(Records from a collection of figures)
↓↓↓

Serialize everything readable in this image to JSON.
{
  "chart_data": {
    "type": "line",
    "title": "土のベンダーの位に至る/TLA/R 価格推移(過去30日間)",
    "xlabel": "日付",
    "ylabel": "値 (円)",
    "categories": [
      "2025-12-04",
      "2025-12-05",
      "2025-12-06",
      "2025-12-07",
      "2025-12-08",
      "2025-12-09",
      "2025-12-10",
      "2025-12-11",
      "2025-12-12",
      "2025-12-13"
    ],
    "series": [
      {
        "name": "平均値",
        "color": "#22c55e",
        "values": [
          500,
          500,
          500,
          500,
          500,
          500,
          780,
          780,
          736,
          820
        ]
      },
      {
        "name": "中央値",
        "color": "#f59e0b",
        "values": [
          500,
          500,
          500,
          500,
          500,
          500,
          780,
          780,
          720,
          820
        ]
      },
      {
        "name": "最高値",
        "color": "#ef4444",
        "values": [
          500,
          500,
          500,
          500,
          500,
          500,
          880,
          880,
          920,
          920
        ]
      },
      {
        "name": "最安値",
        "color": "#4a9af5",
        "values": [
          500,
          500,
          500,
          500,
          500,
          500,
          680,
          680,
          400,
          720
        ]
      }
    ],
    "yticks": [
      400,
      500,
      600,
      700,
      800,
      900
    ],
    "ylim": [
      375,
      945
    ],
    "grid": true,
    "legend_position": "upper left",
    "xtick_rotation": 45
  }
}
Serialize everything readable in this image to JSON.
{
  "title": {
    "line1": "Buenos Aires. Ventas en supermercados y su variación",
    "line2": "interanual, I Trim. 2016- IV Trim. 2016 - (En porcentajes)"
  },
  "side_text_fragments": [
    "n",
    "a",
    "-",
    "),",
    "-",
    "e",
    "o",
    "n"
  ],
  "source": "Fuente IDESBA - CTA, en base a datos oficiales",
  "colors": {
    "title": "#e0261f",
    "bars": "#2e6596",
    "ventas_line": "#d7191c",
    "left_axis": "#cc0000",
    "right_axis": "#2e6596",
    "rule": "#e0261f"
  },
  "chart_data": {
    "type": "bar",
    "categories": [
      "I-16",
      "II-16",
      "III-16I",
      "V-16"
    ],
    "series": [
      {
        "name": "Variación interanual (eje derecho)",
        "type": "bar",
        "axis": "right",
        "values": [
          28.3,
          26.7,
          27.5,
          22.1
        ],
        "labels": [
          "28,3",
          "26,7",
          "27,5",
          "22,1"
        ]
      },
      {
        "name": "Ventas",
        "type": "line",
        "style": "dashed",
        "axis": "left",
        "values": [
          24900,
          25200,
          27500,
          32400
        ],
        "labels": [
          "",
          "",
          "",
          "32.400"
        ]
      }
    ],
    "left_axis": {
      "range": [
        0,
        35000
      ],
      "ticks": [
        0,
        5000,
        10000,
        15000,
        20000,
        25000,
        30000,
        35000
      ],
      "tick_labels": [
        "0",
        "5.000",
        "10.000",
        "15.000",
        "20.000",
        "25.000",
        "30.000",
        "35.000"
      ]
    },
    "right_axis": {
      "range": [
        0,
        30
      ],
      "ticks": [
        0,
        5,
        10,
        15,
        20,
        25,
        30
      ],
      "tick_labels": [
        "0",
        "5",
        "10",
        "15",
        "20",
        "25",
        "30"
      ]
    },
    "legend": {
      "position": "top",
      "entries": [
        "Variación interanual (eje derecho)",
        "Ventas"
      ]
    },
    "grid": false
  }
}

↑↑↑

[REQUIREMENTS]: Give the material above again, word for word.

[PROBLEM SOLUTION]:
Serialize everything readable in this image to JSON.
{
  "chart_data": {
    "type": "line",
    "title": "土のベンダーの位に至る/TLA/R 価格推移(過去30日間)",
    "xlabel": "日付",
    "ylabel": "値 (円)",
    "categories": [
      "2025-12-04",
      "2025-12-05",
      "2025-12-06",
      "2025-12-07",
      "2025-12-08",
      "2025-12-09",
      "2025-12-10",
      "2025-12-11",
      "2025-12-12",
      "2025-12-13"
    ],
    "series": [
      {
        "name": "平均値",
        "color": "#22c55e",
        "values": [
          500,
          500,
          500,
          500,
          500,
          500,
          780,
          780,
          736,
          820
        ]
      },
      {
        "name": "中央値",
        "color": "#f59e0b",
        "values": [
          500,
          500,
          500,
          500,
          500,
          500,
          780,
          780,
          720,
          820
        ]
      },
      {
        "name": "最高値",
        "color": "#ef4444",
        "values": [
          500,
          500,
          500,
          500,
          500,
          500,
          880,
          880,
          920,
          920
        ]
      },
      {
        "name": "最安値",
        "color": "#4a9af5",
        "values": [
          500,
          500,
          500,
          500,
          500,
          500,
          680,
          680,
          400,
          720
        ]
      }
    ],
    "yticks": [
      400,
      500,
      600,
      700,
      800,
      900
    ],
    "ylim": [
      375,
      945
    ],
    "grid": true,
    "legend_position": "upper left",
    "xtick_rotation": 45
  }
}
Serialize everything readable in this image to JSON.
{
  "title": {
    "line1": "Buenos Aires. Ventas en supermercados y su variación",
    "line2": "interanual, I Trim. 2016- IV Trim. 2016 - (En porcentajes)"
  },
  "side_text_fragments": [
    "n",
    "a",
    "-",
    "),",
    "-",
    "e",
    "o",
    "n"
  ],
  "source": "Fuente IDESBA - CTA, en base a datos oficiales",
  "colors": {
    "title": "#e0261f",
    "bars": "#2e6596",
    "ventas_line": "#d7191c",
    "left_axis": "#cc0000",
    "right_axis": "#2e6596",
    "rule": "#e0261f"
  },
  "chart_data": {
    "type": "bar",
    "categories": [
      "I-16",
      "II-16",
      "III-16I",
      "V-16"
    ],
    "series": [
      {
        "name": "Variación interanual (eje derecho)",
        "type": "bar",
        "axis": "right",
        "values": [
          28.3,
          26.7,
          27.5,
          22.1
        ],
        "labels": [
          "28,3",
          "26,7",
          "27,5",
          "22,1"
        ]
      },
      {
        "name": "Ventas",
        "type": "line",
        "style": "dashed",
        "axis": "left",
        "values": [
          24900,
          25200,
          27500,
          32400
        ],
        "labels": [
          "",
          "",
          "",
          "32.400"
        ]
      }
    ],
    "left_axis": {
      "range": [
        0,
        35000
      ],
      "ticks": [
        0,
        5000,
        10000,
        15000,
        20000,
        25000,
        30000,
        35000
      ],
      "tick_labels": [
        "0",
        "5.000",
        "10.000",
        "15.000",
        "20.000",
        "25.000",
        "30.000",
        "35.000"
      ]
    },
    "right_axis": {
      "range": [
        0,
        30
      ],
      "ticks": [
        0,
        5,
        10,
        15,
        20,
        25,
        30
      ],
      "tick_labels": [
        "0",
        "5",
        "10",
        "15",
        "20",
        "25",
        "30"
      ]
    },
    "legend": {
      "position": "top",
      "entries": [
        "Variación interanual (eje derecho)",
        "Ventas"
      ]
    },
    "grid": false
  }
}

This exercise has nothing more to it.